DIRECTIVE
Reproduce each of the records below word for word, keeping every line, number and character unchanged.

RECORDS FOR THE EXERCISE

______

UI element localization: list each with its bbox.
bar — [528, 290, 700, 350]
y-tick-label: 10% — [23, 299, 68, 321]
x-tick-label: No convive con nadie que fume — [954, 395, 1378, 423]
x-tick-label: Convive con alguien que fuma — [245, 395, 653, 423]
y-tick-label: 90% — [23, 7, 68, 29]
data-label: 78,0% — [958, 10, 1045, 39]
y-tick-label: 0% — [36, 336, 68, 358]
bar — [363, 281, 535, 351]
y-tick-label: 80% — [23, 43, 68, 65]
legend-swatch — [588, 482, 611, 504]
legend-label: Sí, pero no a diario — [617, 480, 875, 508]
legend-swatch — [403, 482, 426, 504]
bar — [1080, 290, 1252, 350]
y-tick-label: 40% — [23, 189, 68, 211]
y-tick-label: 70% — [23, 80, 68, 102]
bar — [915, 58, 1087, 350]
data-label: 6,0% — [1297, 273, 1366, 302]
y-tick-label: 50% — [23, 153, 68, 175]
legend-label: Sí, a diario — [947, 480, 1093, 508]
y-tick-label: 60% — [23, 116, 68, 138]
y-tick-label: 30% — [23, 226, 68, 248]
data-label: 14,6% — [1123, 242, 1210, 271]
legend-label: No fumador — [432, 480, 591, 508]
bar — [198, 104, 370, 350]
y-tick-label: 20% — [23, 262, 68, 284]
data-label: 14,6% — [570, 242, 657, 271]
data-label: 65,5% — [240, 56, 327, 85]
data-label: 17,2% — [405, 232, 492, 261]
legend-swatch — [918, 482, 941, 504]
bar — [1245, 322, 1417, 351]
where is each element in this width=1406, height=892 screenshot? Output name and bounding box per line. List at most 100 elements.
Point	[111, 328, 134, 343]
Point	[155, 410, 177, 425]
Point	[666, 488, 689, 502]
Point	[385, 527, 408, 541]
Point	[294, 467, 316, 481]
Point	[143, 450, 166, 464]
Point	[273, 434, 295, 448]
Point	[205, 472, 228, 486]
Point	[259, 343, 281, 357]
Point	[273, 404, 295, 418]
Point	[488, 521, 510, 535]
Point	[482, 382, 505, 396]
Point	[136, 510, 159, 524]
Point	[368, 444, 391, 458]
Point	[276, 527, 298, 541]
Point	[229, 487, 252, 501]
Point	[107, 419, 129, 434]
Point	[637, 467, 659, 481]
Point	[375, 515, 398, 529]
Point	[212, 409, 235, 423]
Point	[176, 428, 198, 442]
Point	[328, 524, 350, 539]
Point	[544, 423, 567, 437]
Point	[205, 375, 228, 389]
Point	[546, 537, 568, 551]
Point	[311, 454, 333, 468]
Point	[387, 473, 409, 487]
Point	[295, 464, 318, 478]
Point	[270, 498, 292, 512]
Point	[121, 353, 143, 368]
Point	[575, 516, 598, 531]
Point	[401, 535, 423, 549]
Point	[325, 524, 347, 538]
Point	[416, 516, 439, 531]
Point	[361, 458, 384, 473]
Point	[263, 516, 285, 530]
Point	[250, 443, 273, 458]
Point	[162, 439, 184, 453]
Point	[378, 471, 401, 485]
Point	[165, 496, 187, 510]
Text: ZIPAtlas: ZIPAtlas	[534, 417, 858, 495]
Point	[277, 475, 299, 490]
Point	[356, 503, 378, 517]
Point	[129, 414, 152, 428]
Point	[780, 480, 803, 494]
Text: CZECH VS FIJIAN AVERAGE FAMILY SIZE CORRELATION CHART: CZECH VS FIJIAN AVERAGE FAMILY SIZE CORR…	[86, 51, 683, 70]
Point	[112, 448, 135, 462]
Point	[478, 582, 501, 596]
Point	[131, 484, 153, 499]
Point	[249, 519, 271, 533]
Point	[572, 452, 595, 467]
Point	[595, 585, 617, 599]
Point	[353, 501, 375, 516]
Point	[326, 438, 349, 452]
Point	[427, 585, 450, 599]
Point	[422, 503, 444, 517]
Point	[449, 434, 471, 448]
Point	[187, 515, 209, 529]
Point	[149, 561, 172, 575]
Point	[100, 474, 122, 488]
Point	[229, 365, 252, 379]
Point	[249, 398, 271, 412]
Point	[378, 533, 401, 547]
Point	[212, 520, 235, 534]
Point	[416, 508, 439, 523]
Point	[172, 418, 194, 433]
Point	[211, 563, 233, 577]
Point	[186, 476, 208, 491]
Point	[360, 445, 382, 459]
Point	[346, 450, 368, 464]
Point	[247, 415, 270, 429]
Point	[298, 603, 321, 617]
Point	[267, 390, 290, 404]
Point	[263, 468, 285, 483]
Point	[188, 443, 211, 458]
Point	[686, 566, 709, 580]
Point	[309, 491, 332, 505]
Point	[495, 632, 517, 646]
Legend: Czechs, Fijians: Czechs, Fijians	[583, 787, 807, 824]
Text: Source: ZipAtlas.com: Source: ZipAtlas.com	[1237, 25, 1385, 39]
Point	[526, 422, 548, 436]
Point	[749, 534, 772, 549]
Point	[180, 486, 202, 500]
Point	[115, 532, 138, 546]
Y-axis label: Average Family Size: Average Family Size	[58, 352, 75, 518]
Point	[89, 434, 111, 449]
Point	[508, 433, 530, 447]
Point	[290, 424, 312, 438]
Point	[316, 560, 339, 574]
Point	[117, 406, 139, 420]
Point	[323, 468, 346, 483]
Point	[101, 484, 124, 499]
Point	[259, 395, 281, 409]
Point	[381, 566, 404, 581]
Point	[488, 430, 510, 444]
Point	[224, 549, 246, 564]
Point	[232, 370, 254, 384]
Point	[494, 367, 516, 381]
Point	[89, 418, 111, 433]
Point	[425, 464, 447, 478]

______

TASK OUTPUT
UI element localization: list each with its bbox.
bar — [528, 290, 700, 350]
y-tick-label: 10% — [23, 299, 68, 321]
x-tick-label: No convive con nadie que fume — [954, 395, 1378, 423]
x-tick-label: Convive con alguien que fuma — [245, 395, 653, 423]
y-tick-label: 90% — [23, 7, 68, 29]
data-label: 78,0% — [958, 10, 1045, 39]
y-tick-label: 0% — [36, 336, 68, 358]
bar — [363, 281, 535, 351]
y-tick-label: 80% — [23, 43, 68, 65]
legend-swatch — [588, 482, 611, 504]
legend-label: Sí, pero no a diario — [617, 480, 875, 508]
legend-swatch — [403, 482, 426, 504]
bar — [1080, 290, 1252, 350]
y-tick-label: 40% — [23, 189, 68, 211]
y-tick-label: 70% — [23, 80, 68, 102]
bar — [915, 58, 1087, 350]
data-label: 6,0% — [1297, 273, 1366, 302]
y-tick-label: 50% — [23, 153, 68, 175]
legend-label: Sí, a diario — [947, 480, 1093, 508]
y-tick-label: 60% — [23, 116, 68, 138]
y-tick-label: 30% — [23, 226, 68, 248]
data-label: 14,6% — [1123, 242, 1210, 271]
legend-label: No fumador — [432, 480, 591, 508]
bar — [198, 104, 370, 350]
y-tick-label: 20% — [23, 262, 68, 284]
data-label: 14,6% — [570, 242, 657, 271]
data-label: 65,5% — [240, 56, 327, 85]
data-label: 17,2% — [405, 232, 492, 261]
legend-swatch — [918, 482, 941, 504]
bar — [1245, 322, 1417, 351]
where is each element in this width=1406, height=892 screenshot? Output name and bounding box per line. List at most 100 elements.
Point	[111, 328, 134, 343]
Point	[155, 410, 177, 425]
Point	[666, 488, 689, 502]
Point	[385, 527, 408, 541]
Point	[294, 467, 316, 481]
Point	[143, 450, 166, 464]
Point	[273, 434, 295, 448]
Point	[205, 472, 228, 486]
Point	[259, 343, 281, 357]
Point	[273, 404, 295, 418]
Point	[488, 521, 510, 535]
Point	[482, 382, 505, 396]
Point	[136, 510, 159, 524]
Point	[368, 444, 391, 458]
Point	[276, 527, 298, 541]
Point	[229, 487, 252, 501]
Point	[107, 419, 129, 434]
Point	[637, 467, 659, 481]
Point	[375, 515, 398, 529]
Point	[212, 409, 235, 423]
Point	[176, 428, 198, 442]
Point	[328, 524, 350, 539]
Point	[544, 423, 567, 437]
Point	[205, 375, 228, 389]
Point	[546, 537, 568, 551]
Point	[311, 454, 333, 468]
Point	[387, 473, 409, 487]
Point	[295, 464, 318, 478]
Point	[270, 498, 292, 512]
Point	[121, 353, 143, 368]
Point	[575, 516, 598, 531]
Point	[401, 535, 423, 549]
Point	[325, 524, 347, 538]
Point	[416, 516, 439, 531]
Point	[361, 458, 384, 473]
Point	[263, 516, 285, 530]
Point	[250, 443, 273, 458]
Point	[162, 439, 184, 453]
Point	[378, 471, 401, 485]
Point	[165, 496, 187, 510]
Text: ZIPAtlas: ZIPAtlas	[534, 417, 858, 495]
Point	[277, 475, 299, 490]
Point	[356, 503, 378, 517]
Point	[129, 414, 152, 428]
Point	[780, 480, 803, 494]
Text: CZECH VS FIJIAN AVERAGE FAMILY SIZE CORRELATION CHART: CZECH VS FIJIAN AVERAGE FAMILY SIZE CORR…	[86, 51, 683, 70]
Point	[112, 448, 135, 462]
Point	[478, 582, 501, 596]
Point	[131, 484, 153, 499]
Point	[249, 519, 271, 533]
Point	[572, 452, 595, 467]
Point	[595, 585, 617, 599]
Point	[353, 501, 375, 516]
Point	[326, 438, 349, 452]
Point	[427, 585, 450, 599]
Point	[422, 503, 444, 517]
Point	[449, 434, 471, 448]
Point	[187, 515, 209, 529]
Point	[149, 561, 172, 575]
Point	[100, 474, 122, 488]
Point	[229, 365, 252, 379]
Point	[249, 398, 271, 412]
Point	[378, 533, 401, 547]
Point	[212, 520, 235, 534]
Point	[416, 508, 439, 523]
Point	[172, 418, 194, 433]
Point	[211, 563, 233, 577]
Point	[186, 476, 208, 491]
Point	[360, 445, 382, 459]
Point	[346, 450, 368, 464]
Point	[247, 415, 270, 429]
Point	[298, 603, 321, 617]
Point	[267, 390, 290, 404]
Point	[263, 468, 285, 483]
Point	[188, 443, 211, 458]
Point	[686, 566, 709, 580]
Point	[309, 491, 332, 505]
Point	[495, 632, 517, 646]
Legend: Czechs, Fijians: Czechs, Fijians	[583, 787, 807, 824]
Text: Source: ZipAtlas.com: Source: ZipAtlas.com	[1237, 25, 1385, 39]
Point	[526, 422, 548, 436]
Point	[749, 534, 772, 549]
Point	[180, 486, 202, 500]
Point	[115, 532, 138, 546]
Y-axis label: Average Family Size: Average Family Size	[58, 352, 75, 518]
Point	[89, 434, 111, 449]
Point	[508, 433, 530, 447]
Point	[290, 424, 312, 438]
Point	[316, 560, 339, 574]
Point	[117, 406, 139, 420]
Point	[323, 468, 346, 483]
Point	[101, 484, 124, 499]
Point	[259, 395, 281, 409]
Point	[381, 566, 404, 581]
Point	[488, 430, 510, 444]
Point	[224, 549, 246, 564]
Point	[232, 370, 254, 384]
Point	[494, 367, 516, 381]
Point	[89, 418, 111, 433]
Point	[425, 464, 447, 478]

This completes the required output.